WRITTEN REQUEST – Each record is to be transcribed exactly.

[Dataset listings of figures]
··········

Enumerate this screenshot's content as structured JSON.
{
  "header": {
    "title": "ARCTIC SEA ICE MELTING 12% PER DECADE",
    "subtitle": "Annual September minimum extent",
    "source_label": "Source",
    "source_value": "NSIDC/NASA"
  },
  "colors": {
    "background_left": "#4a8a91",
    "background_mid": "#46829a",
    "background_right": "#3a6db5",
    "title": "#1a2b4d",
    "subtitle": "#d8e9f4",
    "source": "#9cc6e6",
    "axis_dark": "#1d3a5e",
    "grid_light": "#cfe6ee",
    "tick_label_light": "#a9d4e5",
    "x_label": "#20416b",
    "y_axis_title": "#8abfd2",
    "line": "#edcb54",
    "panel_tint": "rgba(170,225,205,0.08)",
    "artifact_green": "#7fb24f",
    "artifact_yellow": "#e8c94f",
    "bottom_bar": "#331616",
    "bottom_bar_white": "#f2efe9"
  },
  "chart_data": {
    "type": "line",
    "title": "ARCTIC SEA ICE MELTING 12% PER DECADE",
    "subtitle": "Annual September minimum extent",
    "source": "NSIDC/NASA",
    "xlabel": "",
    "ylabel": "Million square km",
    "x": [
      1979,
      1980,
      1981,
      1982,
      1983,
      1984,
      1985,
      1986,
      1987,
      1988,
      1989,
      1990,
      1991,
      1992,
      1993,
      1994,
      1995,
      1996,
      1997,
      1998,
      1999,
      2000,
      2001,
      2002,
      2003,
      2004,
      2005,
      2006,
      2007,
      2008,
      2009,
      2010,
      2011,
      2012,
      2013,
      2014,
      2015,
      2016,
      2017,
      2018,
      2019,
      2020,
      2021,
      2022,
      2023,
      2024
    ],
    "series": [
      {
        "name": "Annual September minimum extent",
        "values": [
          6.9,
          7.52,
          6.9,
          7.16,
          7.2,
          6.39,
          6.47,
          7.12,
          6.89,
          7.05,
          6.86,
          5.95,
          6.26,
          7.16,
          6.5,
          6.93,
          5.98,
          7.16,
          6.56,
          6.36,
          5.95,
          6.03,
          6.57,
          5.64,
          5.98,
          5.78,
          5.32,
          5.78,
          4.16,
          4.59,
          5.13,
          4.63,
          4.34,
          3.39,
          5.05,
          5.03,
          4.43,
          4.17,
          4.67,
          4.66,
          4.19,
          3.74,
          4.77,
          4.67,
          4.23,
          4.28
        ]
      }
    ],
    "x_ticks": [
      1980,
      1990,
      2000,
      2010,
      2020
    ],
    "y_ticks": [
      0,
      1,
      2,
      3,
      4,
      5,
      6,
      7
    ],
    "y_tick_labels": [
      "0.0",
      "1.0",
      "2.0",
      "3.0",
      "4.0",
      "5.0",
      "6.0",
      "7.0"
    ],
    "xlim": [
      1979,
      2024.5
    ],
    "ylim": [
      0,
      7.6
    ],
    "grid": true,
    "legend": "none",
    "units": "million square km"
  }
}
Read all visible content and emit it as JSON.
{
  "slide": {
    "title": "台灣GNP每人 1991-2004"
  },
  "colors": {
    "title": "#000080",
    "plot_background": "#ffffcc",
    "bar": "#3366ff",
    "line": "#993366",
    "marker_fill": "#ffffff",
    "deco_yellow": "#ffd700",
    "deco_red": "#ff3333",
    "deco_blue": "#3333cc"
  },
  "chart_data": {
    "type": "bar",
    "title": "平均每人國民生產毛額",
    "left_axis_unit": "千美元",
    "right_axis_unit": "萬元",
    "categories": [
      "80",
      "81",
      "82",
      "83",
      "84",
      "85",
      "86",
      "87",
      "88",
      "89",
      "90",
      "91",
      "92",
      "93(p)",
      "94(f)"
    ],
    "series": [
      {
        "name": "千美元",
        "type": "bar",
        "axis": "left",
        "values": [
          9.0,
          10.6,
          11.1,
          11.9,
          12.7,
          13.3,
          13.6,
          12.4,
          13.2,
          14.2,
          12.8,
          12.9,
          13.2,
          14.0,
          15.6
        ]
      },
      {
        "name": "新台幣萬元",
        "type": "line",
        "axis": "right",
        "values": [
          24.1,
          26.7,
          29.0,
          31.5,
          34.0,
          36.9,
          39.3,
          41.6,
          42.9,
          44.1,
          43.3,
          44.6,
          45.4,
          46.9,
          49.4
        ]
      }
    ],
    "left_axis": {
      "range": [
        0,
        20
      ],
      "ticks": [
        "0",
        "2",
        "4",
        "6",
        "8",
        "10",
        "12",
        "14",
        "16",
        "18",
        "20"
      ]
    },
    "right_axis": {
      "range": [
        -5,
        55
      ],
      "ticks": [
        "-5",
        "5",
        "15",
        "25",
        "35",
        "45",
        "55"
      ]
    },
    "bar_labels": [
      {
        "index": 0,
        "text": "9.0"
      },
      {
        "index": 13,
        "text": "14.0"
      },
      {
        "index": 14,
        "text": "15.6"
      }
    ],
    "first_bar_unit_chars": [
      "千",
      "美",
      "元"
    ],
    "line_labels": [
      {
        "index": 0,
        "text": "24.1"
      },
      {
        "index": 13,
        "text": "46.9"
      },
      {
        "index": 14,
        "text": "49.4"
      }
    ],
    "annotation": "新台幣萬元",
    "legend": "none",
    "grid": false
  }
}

··········

THE REPLY –
Enumerate this screenshot's content as structured JSON.
{
  "header": {
    "title": "ARCTIC SEA ICE MELTING 12% PER DECADE",
    "subtitle": "Annual September minimum extent",
    "source_label": "Source",
    "source_value": "NSIDC/NASA"
  },
  "colors": {
    "background_left": "#4a8a91",
    "background_mid": "#46829a",
    "background_right": "#3a6db5",
    "title": "#1a2b4d",
    "subtitle": "#d8e9f4",
    "source": "#9cc6e6",
    "axis_dark": "#1d3a5e",
    "grid_light": "#cfe6ee",
    "tick_label_light": "#a9d4e5",
    "x_label": "#20416b",
    "y_axis_title": "#8abfd2",
    "line": "#edcb54",
    "panel_tint": "rgba(170,225,205,0.08)",
    "artifact_green": "#7fb24f",
    "artifact_yellow": "#e8c94f",
    "bottom_bar": "#331616",
    "bottom_bar_white": "#f2efe9"
  },
  "chart_data": {
    "type": "line",
    "title": "ARCTIC SEA ICE MELTING 12% PER DECADE",
    "subtitle": "Annual September minimum extent",
    "source": "NSIDC/NASA",
    "xlabel": "",
    "ylabel": "Million square km",
    "x": [
      1979,
      1980,
      1981,
      1982,
      1983,
      1984,
      1985,
      1986,
      1987,
      1988,
      1989,
      1990,
      1991,
      1992,
      1993,
      1994,
      1995,
      1996,
      1997,
      1998,
      1999,
      2000,
      2001,
      2002,
      2003,
      2004,
      2005,
      2006,
      2007,
      2008,
      2009,
      2010,
      2011,
      2012,
      2013,
      2014,
      2015,
      2016,
      2017,
      2018,
      2019,
      2020,
      2021,
      2022,
      2023,
      2024
    ],
    "series": [
      {
        "name": "Annual September minimum extent",
        "values": [
          6.9,
          7.52,
          6.9,
          7.16,
          7.2,
          6.39,
          6.47,
          7.12,
          6.89,
          7.05,
          6.86,
          5.95,
          6.26,
          7.16,
          6.5,
          6.93,
          5.98,
          7.16,
          6.56,
          6.36,
          5.95,
          6.03,
          6.57,
          5.64,
          5.98,
          5.78,
          5.32,
          5.78,
          4.16,
          4.59,
          5.13,
          4.63,
          4.34,
          3.39,
          5.05,
          5.03,
          4.43,
          4.17,
          4.67,
          4.66,
          4.19,
          3.74,
          4.77,
          4.67,
          4.23,
          4.28
        ]
      }
    ],
    "x_ticks": [
      1980,
      1990,
      2000,
      2010,
      2020
    ],
    "y_ticks": [
      0,
      1,
      2,
      3,
      4,
      5,
      6,
      7
    ],
    "y_tick_labels": [
      "0.0",
      "1.0",
      "2.0",
      "3.0",
      "4.0",
      "5.0",
      "6.0",
      "7.0"
    ],
    "xlim": [
      1979,
      2024.5
    ],
    "ylim": [
      0,
      7.6
    ],
    "grid": true,
    "legend": "none",
    "units": "million square km"
  }
}
Read all visible content and emit it as JSON.
{
  "slide": {
    "title": "台灣GNP每人 1991-2004"
  },
  "colors": {
    "title": "#000080",
    "plot_background": "#ffffcc",
    "bar": "#3366ff",
    "line": "#993366",
    "marker_fill": "#ffffff",
    "deco_yellow": "#ffd700",
    "deco_red": "#ff3333",
    "deco_blue": "#3333cc"
  },
  "chart_data": {
    "type": "bar",
    "title": "平均每人國民生產毛額",
    "left_axis_unit": "千美元",
    "right_axis_unit": "萬元",
    "categories": [
      "80",
      "81",
      "82",
      "83",
      "84",
      "85",
      "86",
      "87",
      "88",
      "89",
      "90",
      "91",
      "92",
      "93(p)",
      "94(f)"
    ],
    "series": [
      {
        "name": "千美元",
        "type": "bar",
        "axis": "left",
        "values": [
          9.0,
          10.6,
          11.1,
          11.9,
          12.7,
          13.3,
          13.6,
          12.4,
          13.2,
          14.2,
          12.8,
          12.9,
          13.2,
          14.0,
          15.6
        ]
      },
      {
        "name": "新台幣萬元",
        "type": "line",
        "axis": "right",
        "values": [
          24.1,
          26.7,
          29.0,
          31.5,
          34.0,
          36.9,
          39.3,
          41.6,
          42.9,
          44.1,
          43.3,
          44.6,
          45.4,
          46.9,
          49.4
        ]
      }
    ],
    "left_axis": {
      "range": [
        0,
        20
      ],
      "ticks": [
        "0",
        "2",
        "4",
        "6",
        "8",
        "10",
        "12",
        "14",
        "16",
        "18",
        "20"
      ]
    },
    "right_axis": {
      "range": [
        -5,
        55
      ],
      "ticks": [
        "-5",
        "5",
        "15",
        "25",
        "35",
        "45",
        "55"
      ]
    },
    "bar_labels": [
      {
        "index": 0,
        "text": "9.0"
      },
      {
        "index": 13,
        "text": "14.0"
      },
      {
        "index": 14,
        "text": "15.6"
      }
    ],
    "first_bar_unit_chars": [
      "千",
      "美",
      "元"
    ],
    "line_labels": [
      {
        "index": 0,
        "text": "24.1"
      },
      {
        "index": 13,
        "text": "46.9"
      },
      {
        "index": 14,
        "text": "49.4"
      }
    ],
    "annotation": "新台幣萬元",
    "legend": "none",
    "grid": false
  }
}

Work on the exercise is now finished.